◆ **Entries with figure data**
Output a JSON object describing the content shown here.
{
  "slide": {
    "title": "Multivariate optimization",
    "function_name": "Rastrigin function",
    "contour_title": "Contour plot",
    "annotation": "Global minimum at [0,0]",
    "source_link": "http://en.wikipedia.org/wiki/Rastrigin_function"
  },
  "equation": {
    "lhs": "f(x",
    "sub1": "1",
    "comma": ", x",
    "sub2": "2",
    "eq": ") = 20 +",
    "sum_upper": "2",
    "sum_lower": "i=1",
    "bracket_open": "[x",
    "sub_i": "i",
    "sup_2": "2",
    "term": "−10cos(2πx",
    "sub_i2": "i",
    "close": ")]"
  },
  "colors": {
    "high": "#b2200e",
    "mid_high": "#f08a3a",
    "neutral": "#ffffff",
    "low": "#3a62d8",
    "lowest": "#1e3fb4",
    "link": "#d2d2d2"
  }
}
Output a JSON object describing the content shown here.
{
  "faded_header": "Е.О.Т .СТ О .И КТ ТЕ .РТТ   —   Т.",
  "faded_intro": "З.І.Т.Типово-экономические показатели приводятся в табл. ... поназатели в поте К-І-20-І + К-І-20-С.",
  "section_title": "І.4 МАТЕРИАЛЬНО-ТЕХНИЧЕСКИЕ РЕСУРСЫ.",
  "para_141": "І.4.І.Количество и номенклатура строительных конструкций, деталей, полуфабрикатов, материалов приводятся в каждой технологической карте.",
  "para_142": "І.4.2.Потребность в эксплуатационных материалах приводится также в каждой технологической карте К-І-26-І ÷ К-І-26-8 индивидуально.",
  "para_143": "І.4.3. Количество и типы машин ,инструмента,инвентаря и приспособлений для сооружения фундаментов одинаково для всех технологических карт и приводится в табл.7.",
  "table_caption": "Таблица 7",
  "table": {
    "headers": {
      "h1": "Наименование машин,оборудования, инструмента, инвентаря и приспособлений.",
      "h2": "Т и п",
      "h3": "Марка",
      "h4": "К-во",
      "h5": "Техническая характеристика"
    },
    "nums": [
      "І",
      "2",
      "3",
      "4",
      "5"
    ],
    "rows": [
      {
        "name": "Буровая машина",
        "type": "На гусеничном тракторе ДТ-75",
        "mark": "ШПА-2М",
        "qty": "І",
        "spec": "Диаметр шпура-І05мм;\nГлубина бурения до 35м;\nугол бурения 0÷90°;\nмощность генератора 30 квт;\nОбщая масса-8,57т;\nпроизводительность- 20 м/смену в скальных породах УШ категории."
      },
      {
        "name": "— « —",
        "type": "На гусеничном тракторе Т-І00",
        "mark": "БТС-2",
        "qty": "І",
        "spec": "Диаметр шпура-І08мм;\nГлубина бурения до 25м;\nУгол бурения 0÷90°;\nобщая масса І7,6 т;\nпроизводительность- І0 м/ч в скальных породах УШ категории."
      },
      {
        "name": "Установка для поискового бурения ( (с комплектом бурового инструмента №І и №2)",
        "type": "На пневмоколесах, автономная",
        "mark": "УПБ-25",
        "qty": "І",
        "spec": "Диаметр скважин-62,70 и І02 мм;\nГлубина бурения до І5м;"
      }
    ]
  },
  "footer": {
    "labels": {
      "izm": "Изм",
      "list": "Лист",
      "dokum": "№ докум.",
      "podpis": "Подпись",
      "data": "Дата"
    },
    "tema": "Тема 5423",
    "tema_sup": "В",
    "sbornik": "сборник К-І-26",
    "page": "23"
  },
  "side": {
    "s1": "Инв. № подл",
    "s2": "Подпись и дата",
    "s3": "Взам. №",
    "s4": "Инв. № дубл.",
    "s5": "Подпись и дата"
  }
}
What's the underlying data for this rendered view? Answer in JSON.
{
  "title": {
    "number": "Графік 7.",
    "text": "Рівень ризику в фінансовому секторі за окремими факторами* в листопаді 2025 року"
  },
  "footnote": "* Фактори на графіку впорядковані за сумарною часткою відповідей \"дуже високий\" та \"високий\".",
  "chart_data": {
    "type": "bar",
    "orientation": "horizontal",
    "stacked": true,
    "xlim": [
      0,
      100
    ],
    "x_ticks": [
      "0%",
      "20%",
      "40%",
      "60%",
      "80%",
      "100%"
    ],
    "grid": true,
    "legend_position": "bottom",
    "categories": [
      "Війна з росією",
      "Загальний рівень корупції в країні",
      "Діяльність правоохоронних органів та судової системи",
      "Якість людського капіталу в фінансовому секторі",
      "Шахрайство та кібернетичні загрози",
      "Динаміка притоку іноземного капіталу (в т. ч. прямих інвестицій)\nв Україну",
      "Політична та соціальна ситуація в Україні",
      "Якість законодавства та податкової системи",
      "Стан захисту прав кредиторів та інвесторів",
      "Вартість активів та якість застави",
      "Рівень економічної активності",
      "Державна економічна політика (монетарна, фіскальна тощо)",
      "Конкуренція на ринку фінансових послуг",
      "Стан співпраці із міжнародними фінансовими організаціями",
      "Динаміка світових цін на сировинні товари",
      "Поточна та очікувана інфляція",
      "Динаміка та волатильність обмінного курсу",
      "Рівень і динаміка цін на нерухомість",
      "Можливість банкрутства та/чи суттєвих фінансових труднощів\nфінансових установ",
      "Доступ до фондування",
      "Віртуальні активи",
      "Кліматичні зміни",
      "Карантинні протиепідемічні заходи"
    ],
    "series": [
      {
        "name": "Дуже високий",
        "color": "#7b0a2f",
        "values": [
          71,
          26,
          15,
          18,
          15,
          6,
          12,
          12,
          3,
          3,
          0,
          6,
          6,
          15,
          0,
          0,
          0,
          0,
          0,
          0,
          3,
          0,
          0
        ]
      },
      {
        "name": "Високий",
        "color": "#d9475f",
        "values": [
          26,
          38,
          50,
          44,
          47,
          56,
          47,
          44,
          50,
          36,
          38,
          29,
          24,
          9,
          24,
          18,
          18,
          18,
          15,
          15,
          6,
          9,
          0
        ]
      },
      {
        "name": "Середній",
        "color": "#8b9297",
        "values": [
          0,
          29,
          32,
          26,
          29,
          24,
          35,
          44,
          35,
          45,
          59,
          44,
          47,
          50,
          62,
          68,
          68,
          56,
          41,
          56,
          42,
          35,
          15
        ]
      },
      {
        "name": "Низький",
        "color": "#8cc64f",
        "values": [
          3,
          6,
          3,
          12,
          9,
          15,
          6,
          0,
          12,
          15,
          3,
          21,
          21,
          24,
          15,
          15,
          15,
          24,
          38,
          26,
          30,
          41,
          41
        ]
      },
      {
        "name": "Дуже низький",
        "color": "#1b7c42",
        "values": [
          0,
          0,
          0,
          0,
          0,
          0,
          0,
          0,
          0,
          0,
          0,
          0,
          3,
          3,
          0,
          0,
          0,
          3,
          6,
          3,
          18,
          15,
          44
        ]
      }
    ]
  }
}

◆ **STATED GOAL**
Please repeat the material above, word for word and in full.

◆ **TASK ANSWER**
Output a JSON object describing the content shown here.
{
  "slide": {
    "title": "Multivariate optimization",
    "function_name": "Rastrigin function",
    "contour_title": "Contour plot",
    "annotation": "Global minimum at [0,0]",
    "source_link": "http://en.wikipedia.org/wiki/Rastrigin_function"
  },
  "equation": {
    "lhs": "f(x",
    "sub1": "1",
    "comma": ", x",
    "sub2": "2",
    "eq": ") = 20 +",
    "sum_upper": "2",
    "sum_lower": "i=1",
    "bracket_open": "[x",
    "sub_i": "i",
    "sup_2": "2",
    "term": "−10cos(2πx",
    "sub_i2": "i",
    "close": ")]"
  },
  "colors": {
    "high": "#b2200e",
    "mid_high": "#f08a3a",
    "neutral": "#ffffff",
    "low": "#3a62d8",
    "lowest": "#1e3fb4",
    "link": "#d2d2d2"
  }
}
Output a JSON object describing the content shown here.
{
  "faded_header": "Е.О.Т .СТ О .И КТ ТЕ .РТТ   —   Т.",
  "faded_intro": "З.І.Т.Типово-экономические показатели приводятся в табл. ... поназатели в поте К-І-20-І + К-І-20-С.",
  "section_title": "І.4 МАТЕРИАЛЬНО-ТЕХНИЧЕСКИЕ РЕСУРСЫ.",
  "para_141": "І.4.І.Количество и номенклатура строительных конструкций, деталей, полуфабрикатов, материалов приводятся в каждой технологической карте.",
  "para_142": "І.4.2.Потребность в эксплуатационных материалах приводится также в каждой технологической карте К-І-26-І ÷ К-І-26-8 индивидуально.",
  "para_143": "І.4.3. Количество и типы машин ,инструмента,инвентаря и приспособлений для сооружения фундаментов одинаково для всех технологических карт и приводится в табл.7.",
  "table_caption": "Таблица 7",
  "table": {
    "headers": {
      "h1": "Наименование машин,оборудования, инструмента, инвентаря и приспособлений.",
      "h2": "Т и п",
      "h3": "Марка",
      "h4": "К-во",
      "h5": "Техническая характеристика"
    },
    "nums": [
      "І",
      "2",
      "3",
      "4",
      "5"
    ],
    "rows": [
      {
        "name": "Буровая машина",
        "type": "На гусеничном тракторе ДТ-75",
        "mark": "ШПА-2М",
        "qty": "І",
        "spec": "Диаметр шпура-І05мм;\nГлубина бурения до 35м;\nугол бурения 0÷90°;\nмощность генератора 30 квт;\nОбщая масса-8,57т;\nпроизводительность- 20 м/смену в скальных породах УШ категории."
      },
      {
        "name": "— « —",
        "type": "На гусеничном тракторе Т-І00",
        "mark": "БТС-2",
        "qty": "І",
        "spec": "Диаметр шпура-І08мм;\nГлубина бурения до 25м;\nУгол бурения 0÷90°;\nобщая масса І7,6 т;\nпроизводительность- І0 м/ч в скальных породах УШ категории."
      },
      {
        "name": "Установка для поискового бурения ( (с комплектом бурового инструмента №І и №2)",
        "type": "На пневмоколесах, автономная",
        "mark": "УПБ-25",
        "qty": "І",
        "spec": "Диаметр скважин-62,70 и І02 мм;\nГлубина бурения до І5м;"
      }
    ]
  },
  "footer": {
    "labels": {
      "izm": "Изм",
      "list": "Лист",
      "dokum": "№ докум.",
      "podpis": "Подпись",
      "data": "Дата"
    },
    "tema": "Тема 5423",
    "tema_sup": "В",
    "sbornik": "сборник К-І-26",
    "page": "23"
  },
  "side": {
    "s1": "Инв. № подл",
    "s2": "Подпись и дата",
    "s3": "Взам. №",
    "s4": "Инв. № дубл.",
    "s5": "Подпись и дата"
  }
}
What's the underlying data for this rendered view? Answer in JSON.
{
  "title": {
    "number": "Графік 7.",
    "text": "Рівень ризику в фінансовому секторі за окремими факторами* в листопаді 2025 року"
  },
  "footnote": "* Фактори на графіку впорядковані за сумарною часткою відповідей \"дуже високий\" та \"високий\".",
  "chart_data": {
    "type": "bar",
    "orientation": "horizontal",
    "stacked": true,
    "xlim": [
      0,
      100
    ],
    "x_ticks": [
      "0%",
      "20%",
      "40%",
      "60%",
      "80%",
      "100%"
    ],
    "grid": true,
    "legend_position": "bottom",
    "categories": [
      "Війна з росією",
      "Загальний рівень корупції в країні",
      "Діяльність правоохоронних органів та судової системи",
      "Якість людського капіталу в фінансовому секторі",
      "Шахрайство та кібернетичні загрози",
      "Динаміка притоку іноземного капіталу (в т. ч. прямих інвестицій)\nв Україну",
      "Політична та соціальна ситуація в Україні",
      "Якість законодавства та податкової системи",
      "Стан захисту прав кредиторів та інвесторів",
      "Вартість активів та якість застави",
      "Рівень економічної активності",
      "Державна економічна політика (монетарна, фіскальна тощо)",
      "Конкуренція на ринку фінансових послуг",
      "Стан співпраці із міжнародними фінансовими організаціями",
      "Динаміка світових цін на сировинні товари",
      "Поточна та очікувана інфляція",
      "Динаміка та волатильність обмінного курсу",
      "Рівень і динаміка цін на нерухомість",
      "Можливість банкрутства та/чи суттєвих фінансових труднощів\nфінансових установ",
      "Доступ до фондування",
      "Віртуальні активи",
      "Кліматичні зміни",
      "Карантинні протиепідемічні заходи"
    ],
    "series": [
      {
        "name": "Дуже високий",
        "color": "#7b0a2f",
        "values": [
          71,
          26,
          15,
          18,
          15,
          6,
          12,
          12,
          3,
          3,
          0,
          6,
          6,
          15,
          0,
          0,
          0,
          0,
          0,
          0,
          3,
          0,
          0
        ]
      },
      {
        "name": "Високий",
        "color": "#d9475f",
        "values": [
          26,
          38,
          50,
          44,
          47,
          56,
          47,
          44,
          50,
          36,
          38,
          29,
          24,
          9,
          24,
          18,
          18,
          18,
          15,
          15,
          6,
          9,
          0
        ]
      },
      {
        "name": "Середній",
        "color": "#8b9297",
        "values": [
          0,
          29,
          32,
          26,
          29,
          24,
          35,
          44,
          35,
          45,
          59,
          44,
          47,
          50,
          62,
          68,
          68,
          56,
          41,
          56,
          42,
          35,
          15
        ]
      },
      {
        "name": "Низький",
        "color": "#8cc64f",
        "values": [
          3,
          6,
          3,
          12,
          9,
          15,
          6,
          0,
          12,
          15,
          3,
          21,
          21,
          24,
          15,
          15,
          15,
          24,
          38,
          26,
          30,
          41,
          41
        ]
      },
      {
        "name": "Дуже низький",
        "color": "#1b7c42",
        "values": [
          0,
          0,
          0,
          0,
          0,
          0,
          0,
          0,
          0,
          0,
          0,
          0,
          3,
          3,
          0,
          0,
          0,
          3,
          6,
          3,
          18,
          15,
          44
        ]
      }
    ]
  }
}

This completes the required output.